» **DATA SECTION**:
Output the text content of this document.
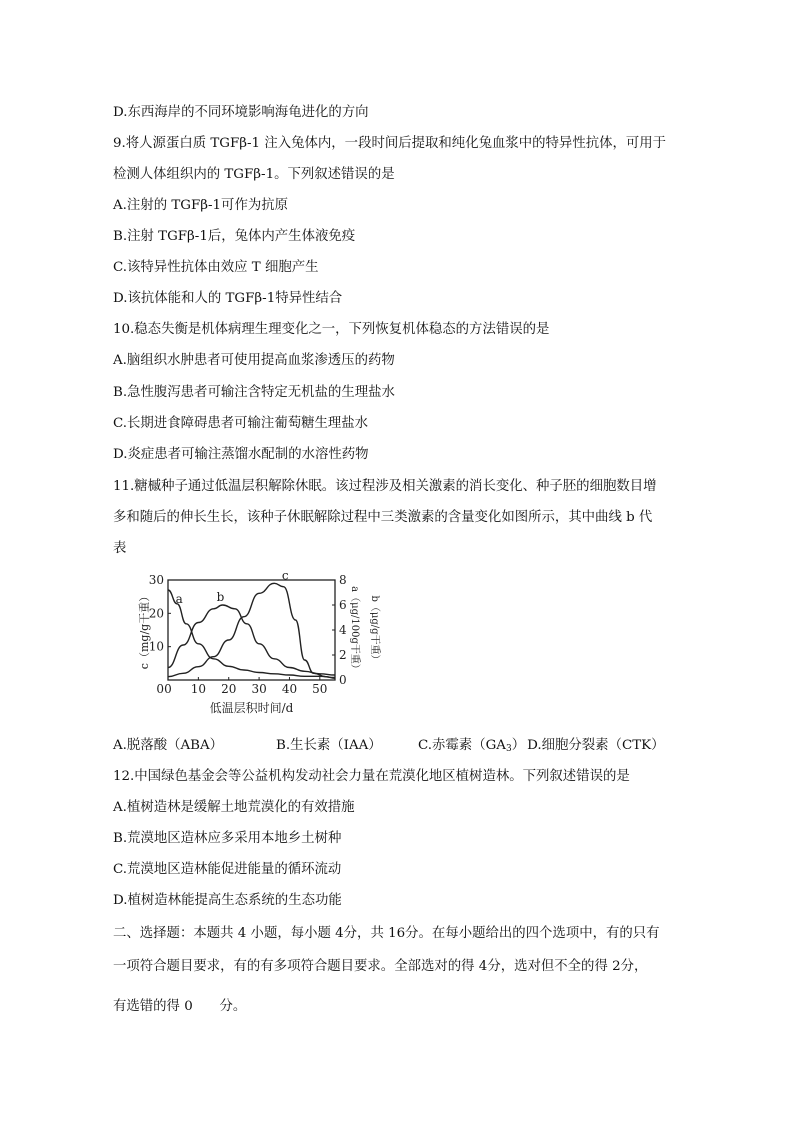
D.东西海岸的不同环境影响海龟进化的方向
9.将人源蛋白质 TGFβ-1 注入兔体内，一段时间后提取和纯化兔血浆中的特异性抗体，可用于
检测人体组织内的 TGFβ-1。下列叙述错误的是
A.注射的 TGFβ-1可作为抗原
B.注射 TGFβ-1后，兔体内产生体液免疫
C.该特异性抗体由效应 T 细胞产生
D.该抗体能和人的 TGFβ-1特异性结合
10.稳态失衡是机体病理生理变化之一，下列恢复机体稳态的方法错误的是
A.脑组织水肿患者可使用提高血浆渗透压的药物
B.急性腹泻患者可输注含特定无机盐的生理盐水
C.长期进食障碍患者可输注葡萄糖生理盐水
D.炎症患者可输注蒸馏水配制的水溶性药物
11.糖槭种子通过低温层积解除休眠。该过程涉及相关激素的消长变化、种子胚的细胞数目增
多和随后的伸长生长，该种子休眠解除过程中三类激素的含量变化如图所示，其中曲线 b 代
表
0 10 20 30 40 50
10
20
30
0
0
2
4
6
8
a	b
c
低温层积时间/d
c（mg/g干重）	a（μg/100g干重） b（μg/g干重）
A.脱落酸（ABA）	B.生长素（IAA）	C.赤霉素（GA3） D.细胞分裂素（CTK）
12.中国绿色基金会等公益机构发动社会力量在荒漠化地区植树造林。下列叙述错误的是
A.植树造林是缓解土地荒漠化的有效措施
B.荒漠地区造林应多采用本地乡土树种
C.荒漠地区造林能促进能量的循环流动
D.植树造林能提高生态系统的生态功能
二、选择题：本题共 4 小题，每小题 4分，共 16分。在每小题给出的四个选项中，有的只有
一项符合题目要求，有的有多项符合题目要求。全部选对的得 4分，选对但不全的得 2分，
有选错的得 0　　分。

...

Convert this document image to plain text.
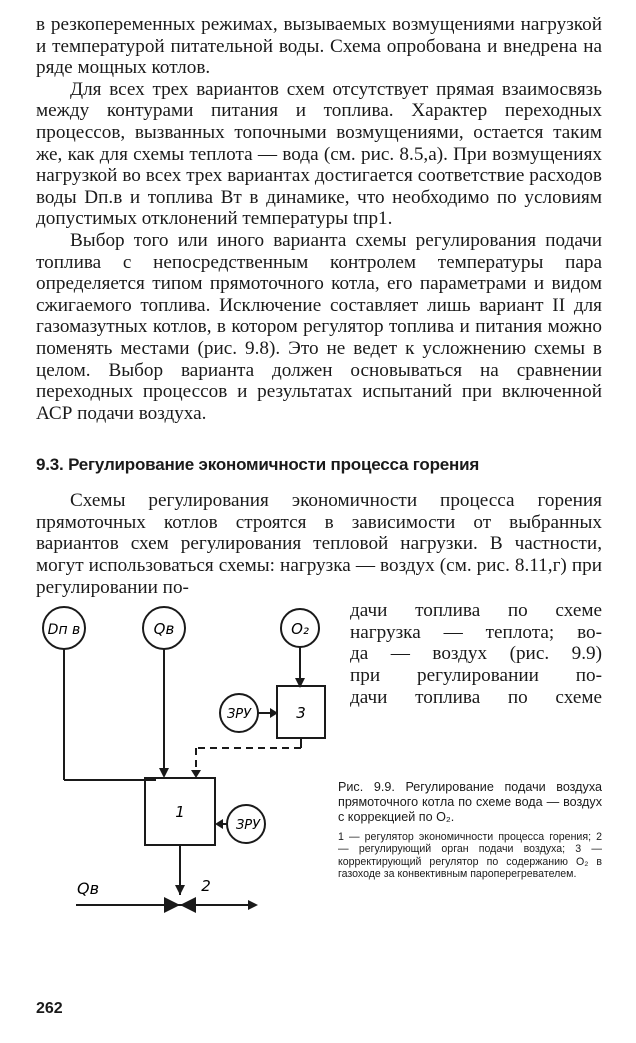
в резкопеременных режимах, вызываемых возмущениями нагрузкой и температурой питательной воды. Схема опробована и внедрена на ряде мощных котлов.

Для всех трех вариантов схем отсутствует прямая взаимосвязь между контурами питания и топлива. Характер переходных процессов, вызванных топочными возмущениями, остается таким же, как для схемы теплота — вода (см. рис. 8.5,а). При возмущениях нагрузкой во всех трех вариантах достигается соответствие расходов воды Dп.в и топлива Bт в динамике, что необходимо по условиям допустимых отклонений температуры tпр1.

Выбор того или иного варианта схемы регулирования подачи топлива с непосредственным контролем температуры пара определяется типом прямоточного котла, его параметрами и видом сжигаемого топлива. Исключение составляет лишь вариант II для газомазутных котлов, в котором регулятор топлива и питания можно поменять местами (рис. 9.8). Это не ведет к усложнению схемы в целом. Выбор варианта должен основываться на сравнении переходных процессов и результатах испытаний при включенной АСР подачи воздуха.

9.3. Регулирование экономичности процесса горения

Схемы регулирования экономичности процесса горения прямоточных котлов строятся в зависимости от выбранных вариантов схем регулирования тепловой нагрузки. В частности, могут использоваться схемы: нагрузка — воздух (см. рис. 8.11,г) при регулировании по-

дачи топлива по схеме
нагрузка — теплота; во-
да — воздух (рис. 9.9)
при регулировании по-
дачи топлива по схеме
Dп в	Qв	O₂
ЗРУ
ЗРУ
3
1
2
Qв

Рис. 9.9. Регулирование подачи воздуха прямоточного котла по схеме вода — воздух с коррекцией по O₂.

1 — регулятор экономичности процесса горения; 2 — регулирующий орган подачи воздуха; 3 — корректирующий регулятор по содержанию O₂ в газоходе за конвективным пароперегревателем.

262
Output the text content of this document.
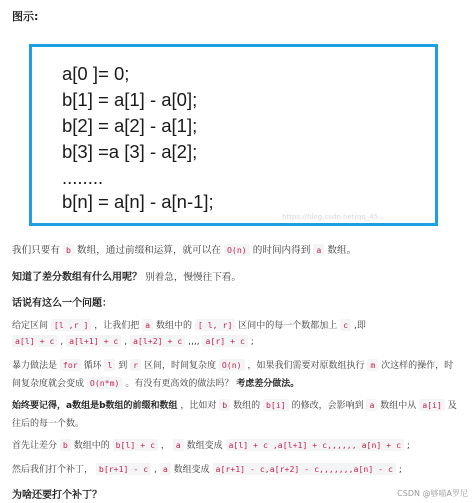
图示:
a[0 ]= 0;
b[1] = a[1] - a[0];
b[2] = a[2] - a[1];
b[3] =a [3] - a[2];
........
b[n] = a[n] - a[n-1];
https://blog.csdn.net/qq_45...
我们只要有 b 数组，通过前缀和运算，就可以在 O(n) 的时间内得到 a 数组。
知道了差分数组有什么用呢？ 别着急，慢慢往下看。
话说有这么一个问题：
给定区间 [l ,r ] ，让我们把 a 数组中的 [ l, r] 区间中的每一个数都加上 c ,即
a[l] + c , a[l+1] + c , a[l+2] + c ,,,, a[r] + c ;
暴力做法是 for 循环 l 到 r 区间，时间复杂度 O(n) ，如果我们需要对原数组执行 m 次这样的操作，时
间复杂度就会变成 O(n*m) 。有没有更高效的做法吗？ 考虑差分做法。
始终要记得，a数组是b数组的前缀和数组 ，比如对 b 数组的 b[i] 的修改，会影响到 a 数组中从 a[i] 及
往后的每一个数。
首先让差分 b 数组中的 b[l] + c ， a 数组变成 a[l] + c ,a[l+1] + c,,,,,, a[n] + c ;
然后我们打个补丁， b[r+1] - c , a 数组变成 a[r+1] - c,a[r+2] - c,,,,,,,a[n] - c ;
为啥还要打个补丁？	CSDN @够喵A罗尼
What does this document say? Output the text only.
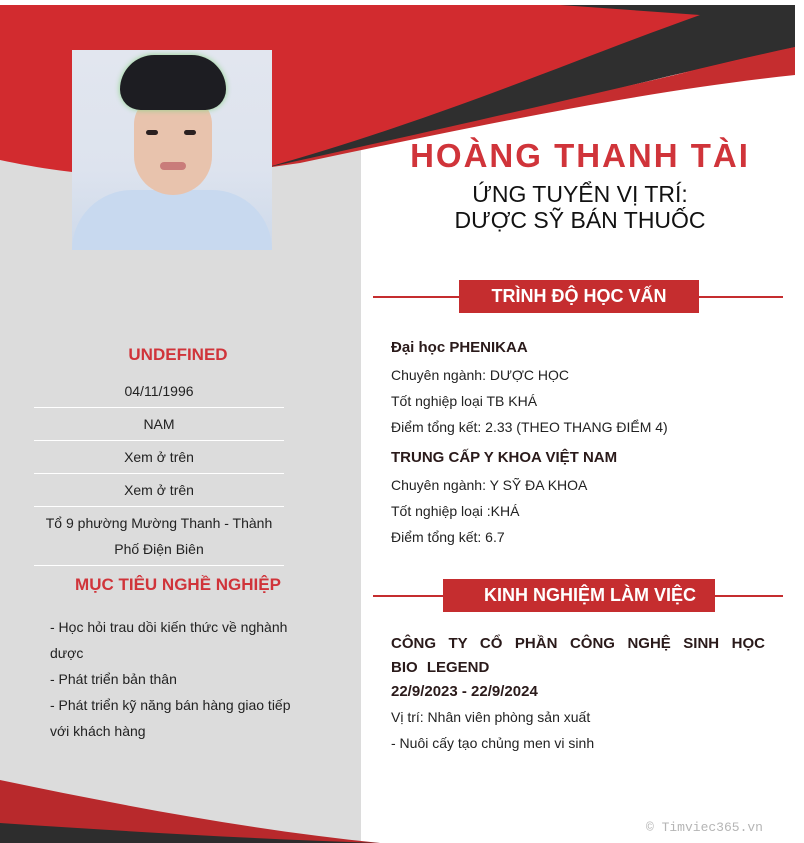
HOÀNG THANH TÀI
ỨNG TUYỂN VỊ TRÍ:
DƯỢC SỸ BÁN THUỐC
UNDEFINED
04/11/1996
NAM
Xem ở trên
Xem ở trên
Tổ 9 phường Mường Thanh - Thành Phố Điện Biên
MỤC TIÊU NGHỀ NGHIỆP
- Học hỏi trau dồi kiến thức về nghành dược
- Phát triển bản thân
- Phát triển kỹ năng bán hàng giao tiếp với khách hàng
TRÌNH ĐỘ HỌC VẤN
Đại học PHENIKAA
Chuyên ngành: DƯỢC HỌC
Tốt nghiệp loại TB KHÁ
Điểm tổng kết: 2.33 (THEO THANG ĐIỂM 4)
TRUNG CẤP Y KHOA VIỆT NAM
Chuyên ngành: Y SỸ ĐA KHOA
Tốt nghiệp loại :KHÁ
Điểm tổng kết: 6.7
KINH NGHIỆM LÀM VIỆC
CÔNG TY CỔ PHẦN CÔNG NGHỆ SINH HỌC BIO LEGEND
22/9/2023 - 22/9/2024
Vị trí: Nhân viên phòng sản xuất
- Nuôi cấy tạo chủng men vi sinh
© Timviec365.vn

» **WHAT YOU HAVE TO DO**: Give the number of lines in the listing above that contain "возмущениями", and nothing else.

» **EXERCISE OUTPUT**: 2